● **PROMPT**
The entries below are to be written out again without alteration.

● **MATERIAL PROVIDED**
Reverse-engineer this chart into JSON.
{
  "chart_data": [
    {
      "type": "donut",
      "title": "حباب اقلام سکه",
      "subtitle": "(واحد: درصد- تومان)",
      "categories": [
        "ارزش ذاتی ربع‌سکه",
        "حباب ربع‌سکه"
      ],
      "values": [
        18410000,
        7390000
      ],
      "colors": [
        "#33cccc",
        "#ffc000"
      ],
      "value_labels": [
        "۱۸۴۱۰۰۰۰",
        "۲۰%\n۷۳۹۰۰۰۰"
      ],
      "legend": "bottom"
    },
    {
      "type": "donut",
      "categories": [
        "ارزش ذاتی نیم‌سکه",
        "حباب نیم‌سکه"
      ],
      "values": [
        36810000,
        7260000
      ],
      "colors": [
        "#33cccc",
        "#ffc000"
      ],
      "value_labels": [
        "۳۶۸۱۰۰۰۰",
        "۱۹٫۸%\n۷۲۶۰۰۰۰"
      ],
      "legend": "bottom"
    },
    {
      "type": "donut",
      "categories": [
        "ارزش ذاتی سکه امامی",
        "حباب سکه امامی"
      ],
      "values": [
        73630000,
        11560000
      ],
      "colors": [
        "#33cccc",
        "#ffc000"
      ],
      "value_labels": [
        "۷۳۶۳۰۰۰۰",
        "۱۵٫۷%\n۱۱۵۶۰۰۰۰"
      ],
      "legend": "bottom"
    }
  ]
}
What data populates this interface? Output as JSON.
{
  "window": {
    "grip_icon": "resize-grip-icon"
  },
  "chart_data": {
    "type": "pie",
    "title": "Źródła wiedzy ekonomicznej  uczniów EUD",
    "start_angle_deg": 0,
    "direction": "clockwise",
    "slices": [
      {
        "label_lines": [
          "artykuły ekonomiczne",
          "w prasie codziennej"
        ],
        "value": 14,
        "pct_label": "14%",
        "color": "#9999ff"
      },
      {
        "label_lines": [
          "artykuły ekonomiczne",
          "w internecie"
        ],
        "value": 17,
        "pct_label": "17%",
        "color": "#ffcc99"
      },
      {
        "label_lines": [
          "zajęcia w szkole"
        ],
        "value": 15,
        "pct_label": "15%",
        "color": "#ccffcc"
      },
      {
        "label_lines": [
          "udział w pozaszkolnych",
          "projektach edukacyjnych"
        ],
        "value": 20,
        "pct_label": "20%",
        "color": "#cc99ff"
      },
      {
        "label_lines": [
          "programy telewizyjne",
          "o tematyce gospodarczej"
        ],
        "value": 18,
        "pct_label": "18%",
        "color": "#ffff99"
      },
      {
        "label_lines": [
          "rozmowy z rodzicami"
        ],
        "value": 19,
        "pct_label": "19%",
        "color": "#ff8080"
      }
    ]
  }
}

● **ANSWER FOR THIS EXERCISE**
Reverse-engineer this chart into JSON.
{
  "chart_data": [
    {
      "type": "donut",
      "title": "حباب اقلام سکه",
      "subtitle": "(واحد: درصد- تومان)",
      "categories": [
        "ارزش ذاتی ربع‌سکه",
        "حباب ربع‌سکه"
      ],
      "values": [
        18410000,
        7390000
      ],
      "colors": [
        "#33cccc",
        "#ffc000"
      ],
      "value_labels": [
        "۱۸۴۱۰۰۰۰",
        "۲۰%\n۷۳۹۰۰۰۰"
      ],
      "legend": "bottom"
    },
    {
      "type": "donut",
      "categories": [
        "ارزش ذاتی نیم‌سکه",
        "حباب نیم‌سکه"
      ],
      "values": [
        36810000,
        7260000
      ],
      "colors": [
        "#33cccc",
        "#ffc000"
      ],
      "value_labels": [
        "۳۶۸۱۰۰۰۰",
        "۱۹٫۸%\n۷۲۶۰۰۰۰"
      ],
      "legend": "bottom"
    },
    {
      "type": "donut",
      "categories": [
        "ارزش ذاتی سکه امامی",
        "حباب سکه امامی"
      ],
      "values": [
        73630000,
        11560000
      ],
      "colors": [
        "#33cccc",
        "#ffc000"
      ],
      "value_labels": [
        "۷۳۶۳۰۰۰۰",
        "۱۵٫۷%\n۱۱۵۶۰۰۰۰"
      ],
      "legend": "bottom"
    }
  ]
}
What data populates this interface? Output as JSON.
{
  "window": {
    "grip_icon": "resize-grip-icon"
  },
  "chart_data": {
    "type": "pie",
    "title": "Źródła wiedzy ekonomicznej  uczniów EUD",
    "start_angle_deg": 0,
    "direction": "clockwise",
    "slices": [
      {
        "label_lines": [
          "artykuły ekonomiczne",
          "w prasie codziennej"
        ],
        "value": 14,
        "pct_label": "14%",
        "color": "#9999ff"
      },
      {
        "label_lines": [
          "artykuły ekonomiczne",
          "w internecie"
        ],
        "value": 17,
        "pct_label": "17%",
        "color": "#ffcc99"
      },
      {
        "label_lines": [
          "zajęcia w szkole"
        ],
        "value": 15,
        "pct_label": "15%",
        "color": "#ccffcc"
      },
      {
        "label_lines": [
          "udział w pozaszkolnych",
          "projektach edukacyjnych"
        ],
        "value": 20,
        "pct_label": "20%",
        "color": "#cc99ff"
      },
      {
        "label_lines": [
          "programy telewizyjne",
          "o tematyce gospodarczej"
        ],
        "value": 18,
        "pct_label": "18%",
        "color": "#ffff99"
      },
      {
        "label_lines": [
          "rozmowy z rodzicami"
        ],
        "value": 19,
        "pct_label": "19%",
        "color": "#ff8080"
      }
    ]
  }
}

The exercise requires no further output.